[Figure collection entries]
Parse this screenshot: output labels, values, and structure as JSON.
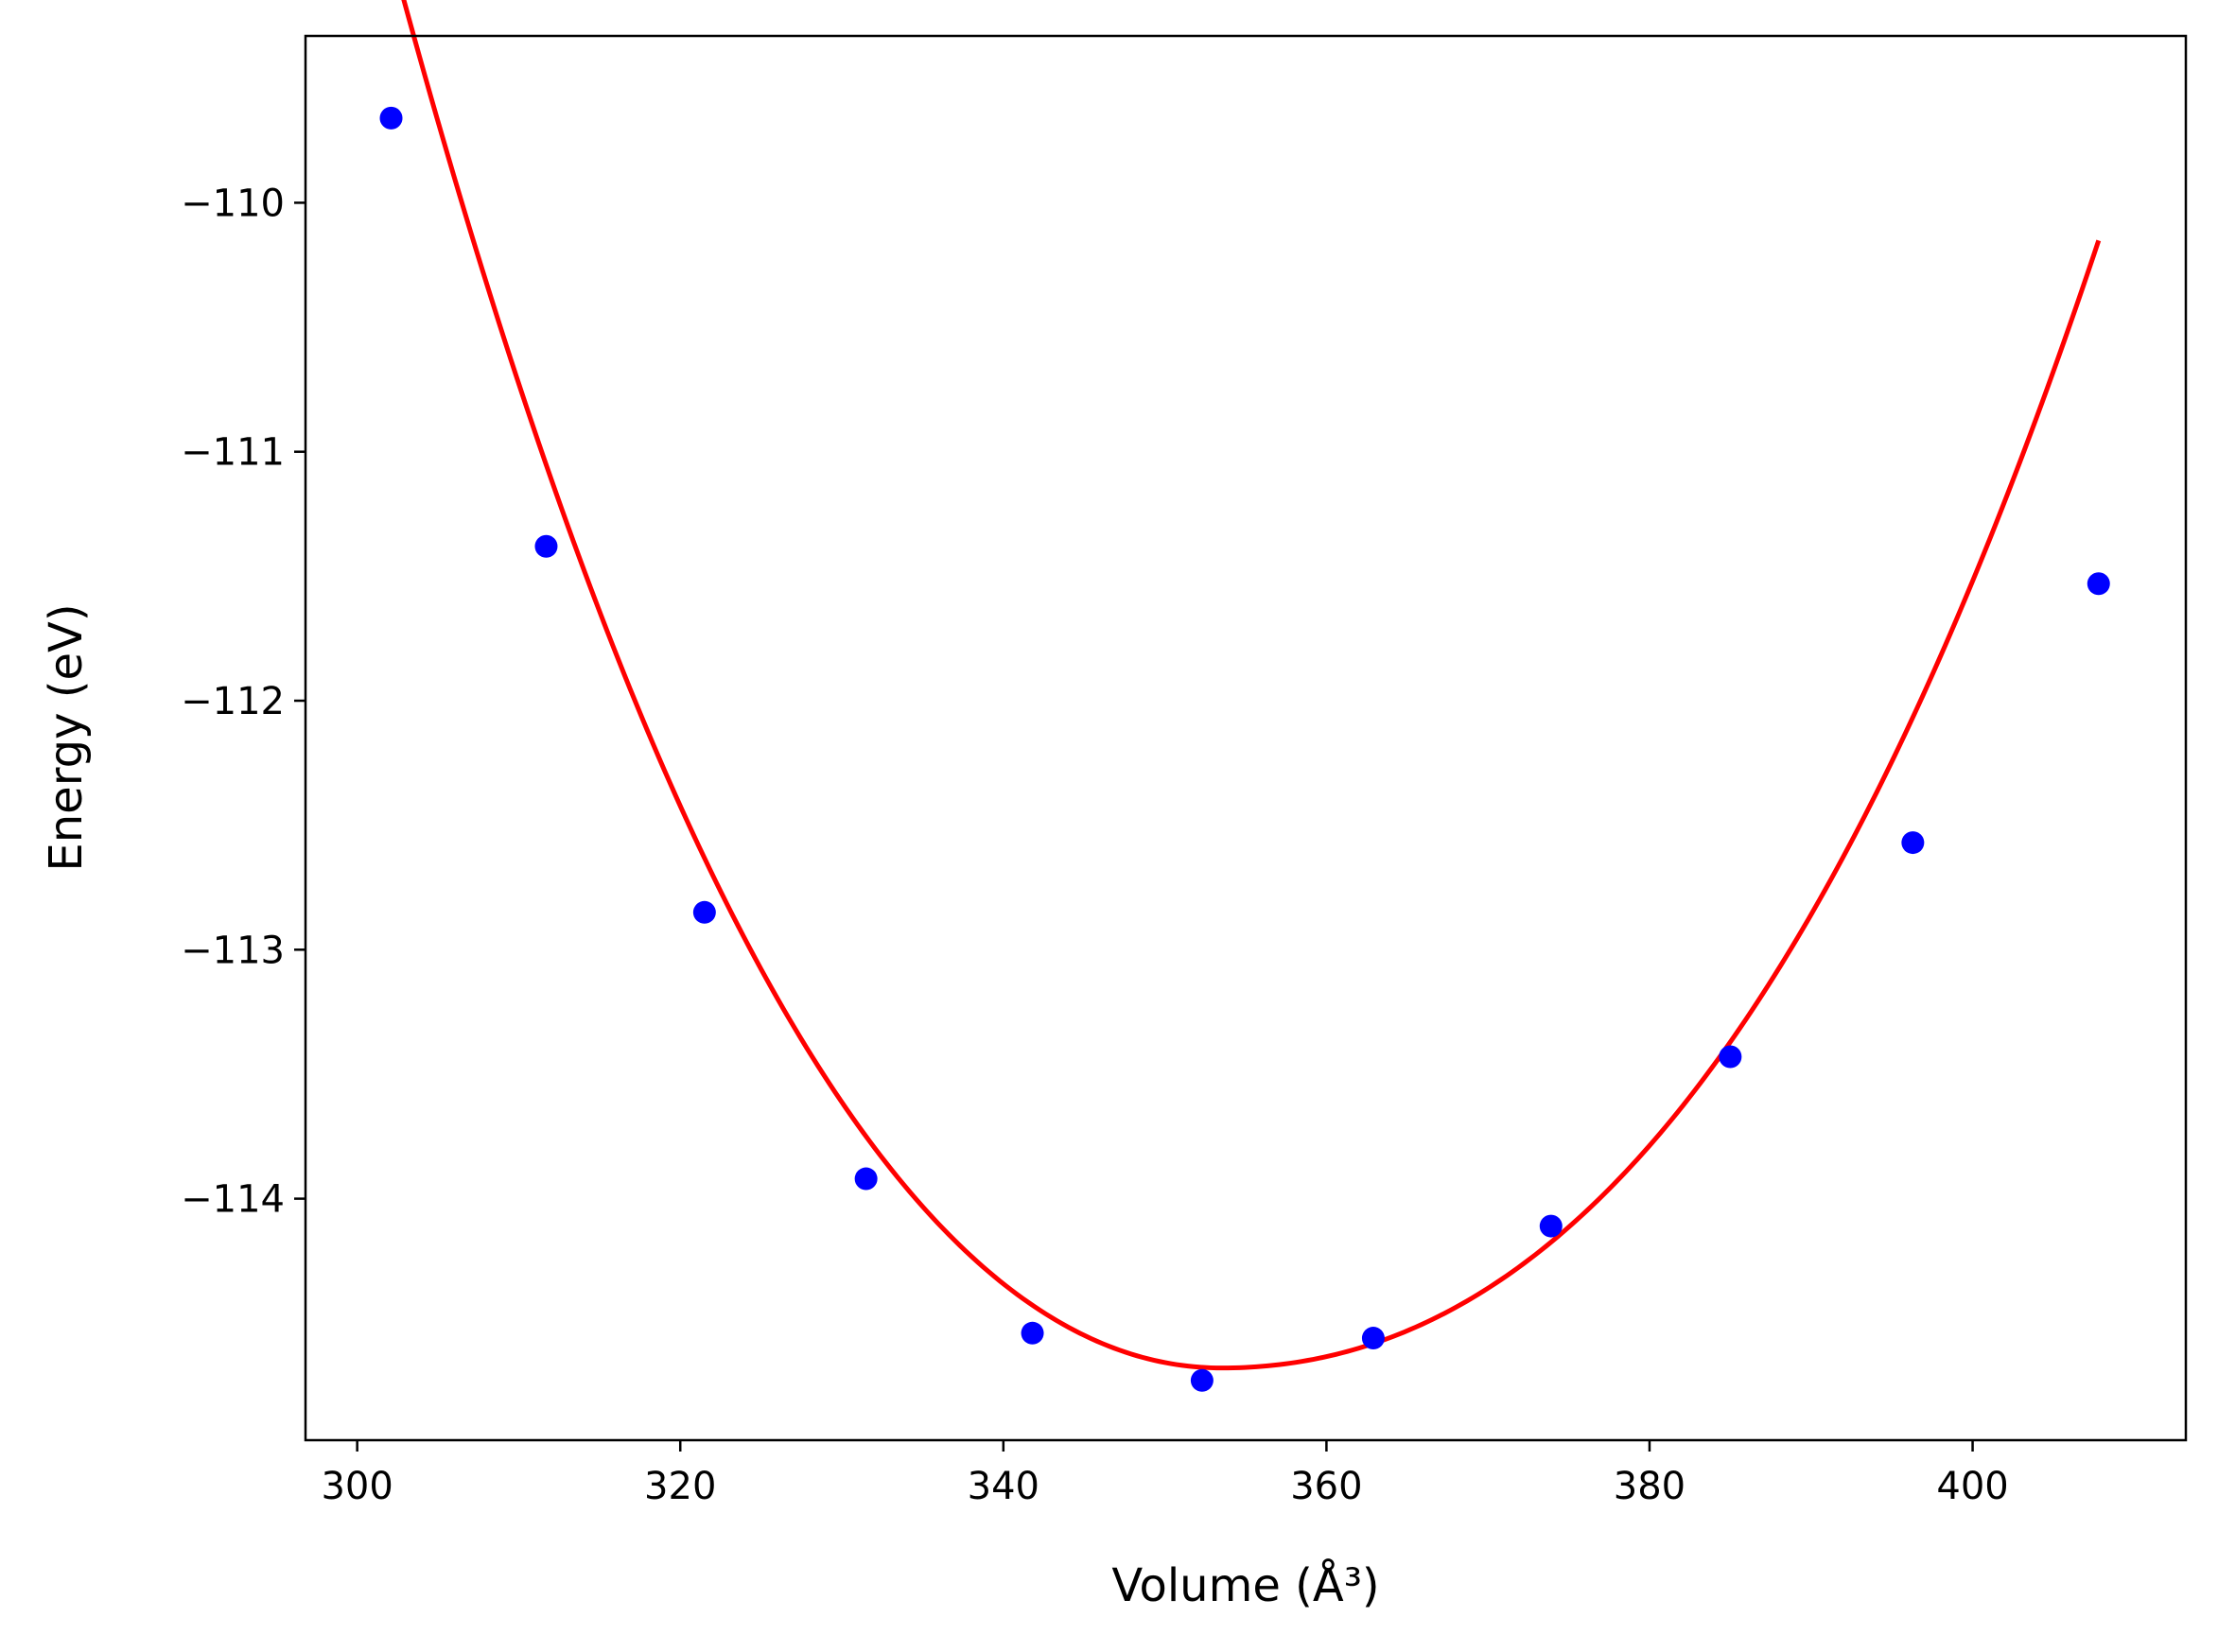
{
  "chart_data": {
    "type": "scatter",
    "title": "",
    "xlabel": "Volume (Å³)",
    "ylabel": "Energy (eV)",
    "xlim": [
      296.8,
      413.2
    ],
    "ylim": [
      -114.97,
      -109.33
    ],
    "x_ticks": [
      300,
      320,
      340,
      360,
      380,
      400
    ],
    "y_ticks": [
      -110,
      -111,
      -112,
      -113,
      -114
    ],
    "x_tick_labels": [
      "300",
      "320",
      "340",
      "360",
      "380",
      "400"
    ],
    "y_tick_labels": [
      "−110",
      "−111",
      "−112",
      "−113",
      "−114"
    ],
    "grid": false,
    "legend": "none",
    "series": [
      {
        "kind": "scatter",
        "color": "#0000ff",
        "x": [
          302.1,
          311.7,
          321.5,
          331.5,
          341.8,
          352.3,
          362.9,
          373.9,
          385.0,
          396.3,
          407.8
        ],
        "y": [
          -109.66,
          -111.38,
          -112.85,
          -113.92,
          -114.54,
          -114.73,
          -114.56,
          -114.11,
          -113.43,
          -112.57,
          -111.53
        ]
      },
      {
        "kind": "line",
        "color": "#ff0000",
        "fit": {
          "E0": -114.68,
          "V0": 353.5,
          "a_left": 0.00175,
          "b_left": -7.8e-06,
          "a_right": 0.00102,
          "b_right": 9.5e-06,
          "x_start": 302.1,
          "x_end": 407.8
        }
      }
    ]
  }
}
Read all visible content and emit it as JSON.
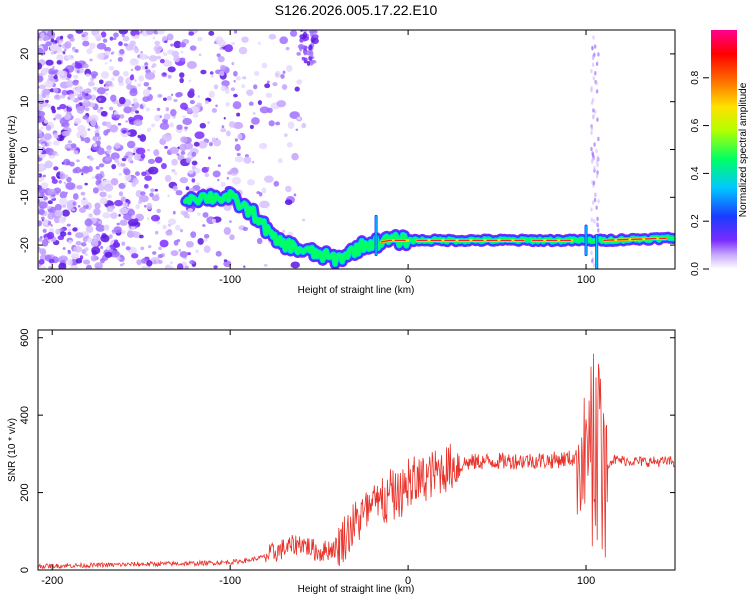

▸ Task instructions
Return the whole listing, word for word, and leave out every picture.

▸ Exercise response
Parse this screenshot: output labels, values, and structure as JSON.
{
  "chart_data": {
    "type": "scatter",
    "title": "",
    "xlabel": "Volume (Å³)",
    "ylabel": "Energy (eV)",
    "xlim": [
      296.8,
      413.2
    ],
    "ylim": [
      -114.97,
      -109.33
    ],
    "x_ticks": [
      300,
      320,
      340,
      360,
      380,
      400
    ],
    "y_ticks": [
      -110,
      -111,
      -112,
      -113,
      -114
    ],
    "x_tick_labels": [
      "300",
      "320",
      "340",
      "360",
      "380",
      "400"
    ],
    "y_tick_labels": [
      "−110",
      "−111",
      "−112",
      "−113",
      "−114"
    ],
    "grid": false,
    "legend": "none",
    "series": [
      {
        "kind": "scatter",
        "color": "#0000ff",
        "x": [
          302.1,
          311.7,
          321.5,
          331.5,
          341.8,
          352.3,
          362.9,
          373.9,
          385.0,
          396.3,
          407.8
        ],
        "y": [
          -109.66,
          -111.38,
          -112.85,
          -113.92,
          -114.54,
          -114.73,
          -114.56,
          -114.11,
          -113.43,
          -112.57,
          -111.53
        ]
      },
      {
        "kind": "line",
        "color": "#ff0000",
        "fit": {
          "E0": -114.68,
          "V0": 353.5,
          "a_left": 0.00175,
          "b_left": -7.8e-06,
          "a_right": 0.00102,
          "b_right": 9.5e-06,
          "x_start": 302.1,
          "x_end": 407.8
        }
      }
    ]
  }
}
Read all visible content and emit it as JSON.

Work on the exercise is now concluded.